Extracted records
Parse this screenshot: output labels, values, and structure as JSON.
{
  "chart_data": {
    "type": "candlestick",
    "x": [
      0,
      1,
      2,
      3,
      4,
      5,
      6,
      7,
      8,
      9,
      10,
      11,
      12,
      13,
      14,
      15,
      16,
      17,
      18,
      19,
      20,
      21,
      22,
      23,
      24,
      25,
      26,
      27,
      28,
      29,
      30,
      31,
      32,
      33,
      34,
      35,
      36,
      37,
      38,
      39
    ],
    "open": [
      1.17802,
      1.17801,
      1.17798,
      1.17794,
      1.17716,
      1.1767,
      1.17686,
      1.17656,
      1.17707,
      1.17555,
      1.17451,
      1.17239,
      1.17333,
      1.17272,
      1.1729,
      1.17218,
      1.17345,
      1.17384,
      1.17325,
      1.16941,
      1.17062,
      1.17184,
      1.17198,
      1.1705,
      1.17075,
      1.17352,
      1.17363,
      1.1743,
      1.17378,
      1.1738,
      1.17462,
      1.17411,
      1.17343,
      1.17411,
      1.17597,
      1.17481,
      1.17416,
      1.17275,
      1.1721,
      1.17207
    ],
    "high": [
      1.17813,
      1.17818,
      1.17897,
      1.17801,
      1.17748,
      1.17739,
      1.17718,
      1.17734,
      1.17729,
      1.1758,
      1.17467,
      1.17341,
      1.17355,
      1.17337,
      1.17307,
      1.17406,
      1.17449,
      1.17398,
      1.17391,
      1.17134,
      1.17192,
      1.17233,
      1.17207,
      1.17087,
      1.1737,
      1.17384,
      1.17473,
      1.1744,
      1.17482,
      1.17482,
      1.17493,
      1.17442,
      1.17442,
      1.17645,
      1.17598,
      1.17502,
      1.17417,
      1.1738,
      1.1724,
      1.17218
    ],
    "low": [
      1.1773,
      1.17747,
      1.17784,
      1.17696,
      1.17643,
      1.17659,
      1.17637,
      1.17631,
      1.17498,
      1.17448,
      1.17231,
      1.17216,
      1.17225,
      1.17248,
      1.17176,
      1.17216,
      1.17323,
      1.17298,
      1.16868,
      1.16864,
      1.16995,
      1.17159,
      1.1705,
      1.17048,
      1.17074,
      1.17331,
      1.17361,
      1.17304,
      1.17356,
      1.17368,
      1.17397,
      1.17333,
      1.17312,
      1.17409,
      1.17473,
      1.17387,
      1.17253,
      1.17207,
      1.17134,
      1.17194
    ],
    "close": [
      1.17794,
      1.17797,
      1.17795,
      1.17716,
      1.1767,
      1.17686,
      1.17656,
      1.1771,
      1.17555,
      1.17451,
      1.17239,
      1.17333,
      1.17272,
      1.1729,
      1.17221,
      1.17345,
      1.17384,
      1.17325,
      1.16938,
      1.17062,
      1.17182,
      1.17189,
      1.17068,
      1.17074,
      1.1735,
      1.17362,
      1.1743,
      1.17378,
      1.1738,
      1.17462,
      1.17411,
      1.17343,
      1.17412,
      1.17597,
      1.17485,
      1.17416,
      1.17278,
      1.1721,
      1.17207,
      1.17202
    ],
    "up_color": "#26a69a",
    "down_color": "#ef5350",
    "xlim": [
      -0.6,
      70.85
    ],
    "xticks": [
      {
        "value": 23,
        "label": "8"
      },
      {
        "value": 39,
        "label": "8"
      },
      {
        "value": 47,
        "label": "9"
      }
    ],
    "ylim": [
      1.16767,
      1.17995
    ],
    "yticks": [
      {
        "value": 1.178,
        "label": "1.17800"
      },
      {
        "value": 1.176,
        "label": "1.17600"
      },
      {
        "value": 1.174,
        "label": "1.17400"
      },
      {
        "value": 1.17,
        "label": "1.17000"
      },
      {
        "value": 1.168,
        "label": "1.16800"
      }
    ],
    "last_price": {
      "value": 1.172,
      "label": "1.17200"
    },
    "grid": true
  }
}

...

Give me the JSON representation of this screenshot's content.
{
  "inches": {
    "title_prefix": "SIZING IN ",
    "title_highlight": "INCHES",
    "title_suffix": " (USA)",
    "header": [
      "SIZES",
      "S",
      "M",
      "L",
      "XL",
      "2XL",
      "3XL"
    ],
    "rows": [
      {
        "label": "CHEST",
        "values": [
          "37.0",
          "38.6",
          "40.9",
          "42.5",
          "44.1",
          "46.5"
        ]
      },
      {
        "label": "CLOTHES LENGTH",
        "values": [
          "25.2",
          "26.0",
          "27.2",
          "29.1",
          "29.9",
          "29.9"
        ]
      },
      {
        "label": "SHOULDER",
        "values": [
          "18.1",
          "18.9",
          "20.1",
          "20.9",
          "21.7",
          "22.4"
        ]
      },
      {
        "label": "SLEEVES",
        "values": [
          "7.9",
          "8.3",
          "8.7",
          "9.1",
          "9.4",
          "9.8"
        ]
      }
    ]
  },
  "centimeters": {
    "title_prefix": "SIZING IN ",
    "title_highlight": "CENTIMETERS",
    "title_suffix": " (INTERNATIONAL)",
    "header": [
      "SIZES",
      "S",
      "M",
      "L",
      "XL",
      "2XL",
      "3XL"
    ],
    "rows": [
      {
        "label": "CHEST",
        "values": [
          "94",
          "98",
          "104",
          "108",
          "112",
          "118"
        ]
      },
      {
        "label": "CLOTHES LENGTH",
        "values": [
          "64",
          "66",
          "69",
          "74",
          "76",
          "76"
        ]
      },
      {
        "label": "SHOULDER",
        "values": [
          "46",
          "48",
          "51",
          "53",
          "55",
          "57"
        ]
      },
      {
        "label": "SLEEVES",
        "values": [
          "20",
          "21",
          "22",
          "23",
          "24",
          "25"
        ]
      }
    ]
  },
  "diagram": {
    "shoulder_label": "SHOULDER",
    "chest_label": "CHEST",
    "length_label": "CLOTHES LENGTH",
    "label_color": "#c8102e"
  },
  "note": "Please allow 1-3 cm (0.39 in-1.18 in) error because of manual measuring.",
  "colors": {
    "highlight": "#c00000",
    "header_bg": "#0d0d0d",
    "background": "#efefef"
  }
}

* * *

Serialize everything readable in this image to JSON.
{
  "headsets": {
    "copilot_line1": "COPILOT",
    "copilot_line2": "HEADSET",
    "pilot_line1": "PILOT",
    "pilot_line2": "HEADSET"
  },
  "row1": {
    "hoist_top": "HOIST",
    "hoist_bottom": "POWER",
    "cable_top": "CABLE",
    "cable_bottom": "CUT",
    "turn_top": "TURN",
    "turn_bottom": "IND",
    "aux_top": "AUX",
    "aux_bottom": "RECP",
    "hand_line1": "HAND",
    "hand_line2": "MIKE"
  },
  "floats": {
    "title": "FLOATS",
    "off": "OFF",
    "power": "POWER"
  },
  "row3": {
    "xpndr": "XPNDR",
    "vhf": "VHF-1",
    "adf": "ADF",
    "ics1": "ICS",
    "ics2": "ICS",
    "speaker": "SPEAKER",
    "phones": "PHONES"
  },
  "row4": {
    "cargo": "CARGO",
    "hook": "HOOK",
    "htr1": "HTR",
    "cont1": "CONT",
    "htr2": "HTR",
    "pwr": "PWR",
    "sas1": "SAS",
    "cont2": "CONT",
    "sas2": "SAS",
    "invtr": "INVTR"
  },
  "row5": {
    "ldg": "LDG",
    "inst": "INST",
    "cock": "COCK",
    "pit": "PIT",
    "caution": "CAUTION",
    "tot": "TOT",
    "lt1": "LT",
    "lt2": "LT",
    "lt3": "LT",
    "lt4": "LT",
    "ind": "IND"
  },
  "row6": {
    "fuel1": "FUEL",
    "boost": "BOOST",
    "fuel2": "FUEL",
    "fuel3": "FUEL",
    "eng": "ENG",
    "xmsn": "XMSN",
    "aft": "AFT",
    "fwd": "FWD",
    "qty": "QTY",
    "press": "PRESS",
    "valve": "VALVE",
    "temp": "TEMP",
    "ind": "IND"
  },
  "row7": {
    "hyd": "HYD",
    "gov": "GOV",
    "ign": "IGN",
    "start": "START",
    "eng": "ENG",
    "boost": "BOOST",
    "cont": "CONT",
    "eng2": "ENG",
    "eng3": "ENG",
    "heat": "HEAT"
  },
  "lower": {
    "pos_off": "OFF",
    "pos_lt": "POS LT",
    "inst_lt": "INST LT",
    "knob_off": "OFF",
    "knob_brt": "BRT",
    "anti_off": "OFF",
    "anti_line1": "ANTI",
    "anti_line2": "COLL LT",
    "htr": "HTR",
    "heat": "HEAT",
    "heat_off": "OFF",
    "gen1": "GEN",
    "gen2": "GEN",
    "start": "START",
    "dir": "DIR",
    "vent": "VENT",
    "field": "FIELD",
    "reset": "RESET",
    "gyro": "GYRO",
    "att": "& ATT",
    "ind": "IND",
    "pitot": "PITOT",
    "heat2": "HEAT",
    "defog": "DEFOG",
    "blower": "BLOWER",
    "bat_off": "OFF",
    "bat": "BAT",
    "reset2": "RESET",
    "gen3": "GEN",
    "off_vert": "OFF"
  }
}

TASK DETAILS: Go through the entries above and pull out each line with "JSON" in it.

OUTPUT:
Parse this screenshot: output labels, values, and structure as JSON.
Give me the JSON representation of this screenshot's content.
Serialize everything readable in this image to JSON.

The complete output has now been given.